→ **WHAT THIS TASK INVOLVES**: Which lines hold the string "Projekt"? Copy every one of them.

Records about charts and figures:

=-=-=

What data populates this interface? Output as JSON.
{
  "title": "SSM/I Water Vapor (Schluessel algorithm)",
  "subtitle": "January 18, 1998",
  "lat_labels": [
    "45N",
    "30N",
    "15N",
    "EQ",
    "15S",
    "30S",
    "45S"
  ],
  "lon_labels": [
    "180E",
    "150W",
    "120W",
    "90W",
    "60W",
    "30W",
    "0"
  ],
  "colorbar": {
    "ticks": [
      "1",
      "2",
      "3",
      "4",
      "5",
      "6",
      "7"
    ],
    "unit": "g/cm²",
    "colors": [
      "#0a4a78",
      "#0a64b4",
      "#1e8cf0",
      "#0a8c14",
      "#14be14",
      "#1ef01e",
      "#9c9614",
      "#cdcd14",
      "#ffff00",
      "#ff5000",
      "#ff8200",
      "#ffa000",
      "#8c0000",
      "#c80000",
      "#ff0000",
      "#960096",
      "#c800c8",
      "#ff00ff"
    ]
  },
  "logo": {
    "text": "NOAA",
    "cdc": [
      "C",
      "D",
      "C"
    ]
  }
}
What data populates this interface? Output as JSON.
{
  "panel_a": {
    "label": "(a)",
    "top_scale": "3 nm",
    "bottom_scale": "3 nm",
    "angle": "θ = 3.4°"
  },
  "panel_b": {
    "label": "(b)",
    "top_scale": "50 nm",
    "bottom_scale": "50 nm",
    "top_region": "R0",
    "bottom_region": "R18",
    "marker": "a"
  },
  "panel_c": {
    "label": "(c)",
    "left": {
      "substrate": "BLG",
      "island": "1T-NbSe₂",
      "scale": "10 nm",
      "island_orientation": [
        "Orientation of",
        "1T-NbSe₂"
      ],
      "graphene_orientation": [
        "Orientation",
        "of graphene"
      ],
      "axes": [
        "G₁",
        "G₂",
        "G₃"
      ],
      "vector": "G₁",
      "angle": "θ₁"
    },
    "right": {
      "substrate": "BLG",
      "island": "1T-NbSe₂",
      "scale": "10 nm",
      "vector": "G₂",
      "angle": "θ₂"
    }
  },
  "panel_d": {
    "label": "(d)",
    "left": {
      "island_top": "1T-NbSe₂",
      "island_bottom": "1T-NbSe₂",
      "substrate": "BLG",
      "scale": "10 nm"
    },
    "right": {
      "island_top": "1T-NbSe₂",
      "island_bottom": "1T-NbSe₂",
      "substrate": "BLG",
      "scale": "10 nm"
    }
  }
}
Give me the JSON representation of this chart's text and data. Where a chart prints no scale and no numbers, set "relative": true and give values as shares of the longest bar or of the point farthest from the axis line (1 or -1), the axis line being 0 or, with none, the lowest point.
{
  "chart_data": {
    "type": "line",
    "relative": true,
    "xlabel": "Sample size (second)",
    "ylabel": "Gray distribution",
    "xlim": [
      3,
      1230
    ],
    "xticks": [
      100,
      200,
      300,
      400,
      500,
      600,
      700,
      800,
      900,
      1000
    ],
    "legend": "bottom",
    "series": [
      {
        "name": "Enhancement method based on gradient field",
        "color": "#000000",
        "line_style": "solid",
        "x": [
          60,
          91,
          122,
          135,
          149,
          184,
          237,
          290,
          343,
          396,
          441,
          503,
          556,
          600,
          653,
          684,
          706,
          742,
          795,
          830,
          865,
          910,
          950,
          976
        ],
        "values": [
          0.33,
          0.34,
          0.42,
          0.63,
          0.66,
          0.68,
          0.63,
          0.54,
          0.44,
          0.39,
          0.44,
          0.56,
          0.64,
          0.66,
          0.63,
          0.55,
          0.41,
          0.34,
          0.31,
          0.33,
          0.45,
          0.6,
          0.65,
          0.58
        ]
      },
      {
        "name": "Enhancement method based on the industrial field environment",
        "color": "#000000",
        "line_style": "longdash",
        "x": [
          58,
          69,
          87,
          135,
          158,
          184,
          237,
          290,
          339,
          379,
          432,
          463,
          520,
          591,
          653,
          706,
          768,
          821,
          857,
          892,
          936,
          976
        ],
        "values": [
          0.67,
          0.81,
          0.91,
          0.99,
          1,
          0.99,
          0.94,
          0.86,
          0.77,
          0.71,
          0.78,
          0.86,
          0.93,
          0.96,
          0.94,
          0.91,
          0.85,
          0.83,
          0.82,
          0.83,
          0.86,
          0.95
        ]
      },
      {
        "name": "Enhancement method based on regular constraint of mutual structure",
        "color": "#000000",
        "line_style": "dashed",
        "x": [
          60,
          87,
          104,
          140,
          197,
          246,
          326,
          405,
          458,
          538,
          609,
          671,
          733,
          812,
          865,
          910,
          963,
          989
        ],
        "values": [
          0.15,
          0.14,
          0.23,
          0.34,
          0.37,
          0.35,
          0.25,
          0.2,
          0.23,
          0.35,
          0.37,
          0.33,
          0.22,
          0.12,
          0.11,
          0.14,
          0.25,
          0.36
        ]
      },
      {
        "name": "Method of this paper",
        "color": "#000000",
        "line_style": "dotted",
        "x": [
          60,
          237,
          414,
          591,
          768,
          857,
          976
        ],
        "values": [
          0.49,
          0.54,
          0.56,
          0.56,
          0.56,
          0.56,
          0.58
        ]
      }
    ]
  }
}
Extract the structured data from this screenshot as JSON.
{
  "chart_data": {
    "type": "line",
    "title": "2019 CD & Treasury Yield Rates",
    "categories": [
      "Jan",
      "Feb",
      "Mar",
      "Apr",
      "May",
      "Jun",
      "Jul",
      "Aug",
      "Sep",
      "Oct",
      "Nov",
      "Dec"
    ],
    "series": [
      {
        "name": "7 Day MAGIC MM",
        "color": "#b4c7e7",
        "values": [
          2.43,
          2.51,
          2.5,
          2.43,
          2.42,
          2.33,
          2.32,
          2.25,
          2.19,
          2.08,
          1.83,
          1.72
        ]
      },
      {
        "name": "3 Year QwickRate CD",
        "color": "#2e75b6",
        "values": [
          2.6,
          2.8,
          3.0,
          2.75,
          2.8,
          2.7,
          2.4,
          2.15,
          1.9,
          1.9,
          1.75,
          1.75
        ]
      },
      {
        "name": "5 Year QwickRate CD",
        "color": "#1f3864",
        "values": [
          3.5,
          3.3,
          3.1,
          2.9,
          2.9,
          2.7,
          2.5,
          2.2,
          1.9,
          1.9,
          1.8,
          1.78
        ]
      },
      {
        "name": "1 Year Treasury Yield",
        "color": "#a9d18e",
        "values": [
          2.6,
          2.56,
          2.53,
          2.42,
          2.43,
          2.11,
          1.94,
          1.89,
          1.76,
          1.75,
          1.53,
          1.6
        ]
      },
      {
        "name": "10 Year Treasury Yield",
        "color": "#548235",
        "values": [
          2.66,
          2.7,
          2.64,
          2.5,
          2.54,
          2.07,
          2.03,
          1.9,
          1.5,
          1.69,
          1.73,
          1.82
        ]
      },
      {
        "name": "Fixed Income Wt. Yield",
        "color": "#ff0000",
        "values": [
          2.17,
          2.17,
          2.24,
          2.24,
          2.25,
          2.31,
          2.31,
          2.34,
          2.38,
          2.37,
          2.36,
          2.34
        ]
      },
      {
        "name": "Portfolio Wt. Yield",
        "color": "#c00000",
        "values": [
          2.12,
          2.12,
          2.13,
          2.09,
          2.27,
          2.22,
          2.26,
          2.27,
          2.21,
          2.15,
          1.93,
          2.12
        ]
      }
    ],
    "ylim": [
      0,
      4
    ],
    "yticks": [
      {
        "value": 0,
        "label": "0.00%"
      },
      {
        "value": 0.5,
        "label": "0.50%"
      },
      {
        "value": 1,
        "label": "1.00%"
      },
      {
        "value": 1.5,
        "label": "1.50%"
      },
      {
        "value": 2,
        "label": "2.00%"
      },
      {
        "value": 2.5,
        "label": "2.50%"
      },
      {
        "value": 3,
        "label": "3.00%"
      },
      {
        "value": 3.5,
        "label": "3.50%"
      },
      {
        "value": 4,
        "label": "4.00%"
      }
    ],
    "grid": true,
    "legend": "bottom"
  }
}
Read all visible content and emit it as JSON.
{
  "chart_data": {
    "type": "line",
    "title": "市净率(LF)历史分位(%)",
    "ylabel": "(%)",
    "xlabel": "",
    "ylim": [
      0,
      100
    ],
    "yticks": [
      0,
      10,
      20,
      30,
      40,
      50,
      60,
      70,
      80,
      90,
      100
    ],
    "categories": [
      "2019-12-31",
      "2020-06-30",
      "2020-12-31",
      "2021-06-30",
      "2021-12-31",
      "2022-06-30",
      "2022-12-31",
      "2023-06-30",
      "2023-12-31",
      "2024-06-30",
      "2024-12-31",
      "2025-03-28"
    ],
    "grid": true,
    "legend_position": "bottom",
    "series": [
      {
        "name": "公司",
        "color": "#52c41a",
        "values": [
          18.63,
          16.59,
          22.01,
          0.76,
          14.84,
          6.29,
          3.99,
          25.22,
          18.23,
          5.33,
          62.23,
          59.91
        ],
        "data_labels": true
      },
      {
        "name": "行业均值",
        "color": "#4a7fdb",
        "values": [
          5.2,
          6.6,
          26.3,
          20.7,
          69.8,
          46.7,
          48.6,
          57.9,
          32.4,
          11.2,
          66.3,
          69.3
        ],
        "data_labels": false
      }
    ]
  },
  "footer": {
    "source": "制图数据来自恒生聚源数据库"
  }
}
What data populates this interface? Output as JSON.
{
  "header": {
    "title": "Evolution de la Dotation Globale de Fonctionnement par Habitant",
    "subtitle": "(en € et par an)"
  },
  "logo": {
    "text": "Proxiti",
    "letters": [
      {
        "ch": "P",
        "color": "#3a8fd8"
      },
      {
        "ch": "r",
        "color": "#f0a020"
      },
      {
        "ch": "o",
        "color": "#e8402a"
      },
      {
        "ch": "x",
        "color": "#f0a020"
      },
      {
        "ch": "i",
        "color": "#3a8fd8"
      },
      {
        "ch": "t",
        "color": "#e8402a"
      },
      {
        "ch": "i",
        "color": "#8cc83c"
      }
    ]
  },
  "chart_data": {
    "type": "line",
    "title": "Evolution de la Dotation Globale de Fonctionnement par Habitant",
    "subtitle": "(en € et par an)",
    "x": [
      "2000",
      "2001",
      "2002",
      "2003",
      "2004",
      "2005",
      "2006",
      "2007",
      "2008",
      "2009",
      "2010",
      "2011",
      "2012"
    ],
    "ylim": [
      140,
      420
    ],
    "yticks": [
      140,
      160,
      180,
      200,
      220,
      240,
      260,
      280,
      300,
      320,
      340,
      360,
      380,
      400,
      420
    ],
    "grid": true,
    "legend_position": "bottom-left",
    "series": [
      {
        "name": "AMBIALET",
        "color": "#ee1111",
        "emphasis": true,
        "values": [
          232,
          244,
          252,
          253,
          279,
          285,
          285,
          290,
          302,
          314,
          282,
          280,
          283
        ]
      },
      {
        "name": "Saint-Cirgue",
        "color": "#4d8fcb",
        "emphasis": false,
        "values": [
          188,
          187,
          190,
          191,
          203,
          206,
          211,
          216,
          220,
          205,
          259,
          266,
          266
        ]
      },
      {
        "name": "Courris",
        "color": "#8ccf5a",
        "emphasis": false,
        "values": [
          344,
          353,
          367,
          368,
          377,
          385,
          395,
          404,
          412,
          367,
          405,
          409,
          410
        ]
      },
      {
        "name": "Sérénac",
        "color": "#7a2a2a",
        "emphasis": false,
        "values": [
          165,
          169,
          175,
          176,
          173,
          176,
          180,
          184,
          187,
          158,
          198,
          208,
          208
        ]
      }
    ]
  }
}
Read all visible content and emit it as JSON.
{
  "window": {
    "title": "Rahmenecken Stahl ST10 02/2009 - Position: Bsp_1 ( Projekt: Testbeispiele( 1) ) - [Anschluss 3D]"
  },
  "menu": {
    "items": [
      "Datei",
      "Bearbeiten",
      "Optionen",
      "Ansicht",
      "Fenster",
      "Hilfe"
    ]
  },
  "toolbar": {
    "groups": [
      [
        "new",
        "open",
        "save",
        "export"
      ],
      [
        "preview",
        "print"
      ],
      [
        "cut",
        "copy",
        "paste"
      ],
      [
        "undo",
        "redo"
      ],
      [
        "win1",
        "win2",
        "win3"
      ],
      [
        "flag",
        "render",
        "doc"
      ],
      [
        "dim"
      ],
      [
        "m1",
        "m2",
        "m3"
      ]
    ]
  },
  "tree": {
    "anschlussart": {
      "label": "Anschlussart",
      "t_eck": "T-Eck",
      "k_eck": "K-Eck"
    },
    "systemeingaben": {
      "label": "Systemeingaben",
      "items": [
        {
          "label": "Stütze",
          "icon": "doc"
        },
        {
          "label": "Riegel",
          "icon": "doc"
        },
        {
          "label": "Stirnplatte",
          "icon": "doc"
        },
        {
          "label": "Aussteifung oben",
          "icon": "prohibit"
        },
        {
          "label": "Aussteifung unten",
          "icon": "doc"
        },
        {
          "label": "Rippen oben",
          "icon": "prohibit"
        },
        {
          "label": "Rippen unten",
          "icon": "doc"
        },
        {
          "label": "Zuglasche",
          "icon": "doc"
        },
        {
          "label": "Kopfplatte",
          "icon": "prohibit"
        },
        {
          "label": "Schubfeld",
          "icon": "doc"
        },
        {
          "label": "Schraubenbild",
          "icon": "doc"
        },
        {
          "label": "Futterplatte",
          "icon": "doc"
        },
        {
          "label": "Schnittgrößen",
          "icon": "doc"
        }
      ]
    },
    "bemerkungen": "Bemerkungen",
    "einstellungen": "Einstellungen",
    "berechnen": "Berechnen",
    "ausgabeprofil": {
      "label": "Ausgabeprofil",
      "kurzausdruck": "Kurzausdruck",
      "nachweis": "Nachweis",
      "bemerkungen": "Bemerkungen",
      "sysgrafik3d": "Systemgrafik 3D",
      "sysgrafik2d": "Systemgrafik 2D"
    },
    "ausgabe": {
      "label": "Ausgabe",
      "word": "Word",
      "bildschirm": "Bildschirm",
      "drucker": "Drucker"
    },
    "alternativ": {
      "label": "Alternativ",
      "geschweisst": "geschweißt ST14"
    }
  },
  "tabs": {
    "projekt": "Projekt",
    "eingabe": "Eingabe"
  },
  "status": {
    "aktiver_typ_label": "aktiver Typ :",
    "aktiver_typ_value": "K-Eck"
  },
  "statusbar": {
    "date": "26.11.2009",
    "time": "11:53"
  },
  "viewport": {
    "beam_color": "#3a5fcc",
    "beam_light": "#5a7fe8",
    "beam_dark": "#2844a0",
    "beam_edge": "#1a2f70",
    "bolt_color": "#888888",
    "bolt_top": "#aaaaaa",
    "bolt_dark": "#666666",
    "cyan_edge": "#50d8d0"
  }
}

=-=-=

→ **TASK OUTPUT**:
    "title": "Rahmenecken Stahl ST10 02/2009 - Position: Bsp_1 ( Projekt: Testbeispiele( 1) ) - [Anschluss 3D]"
    "projekt": "Projekt",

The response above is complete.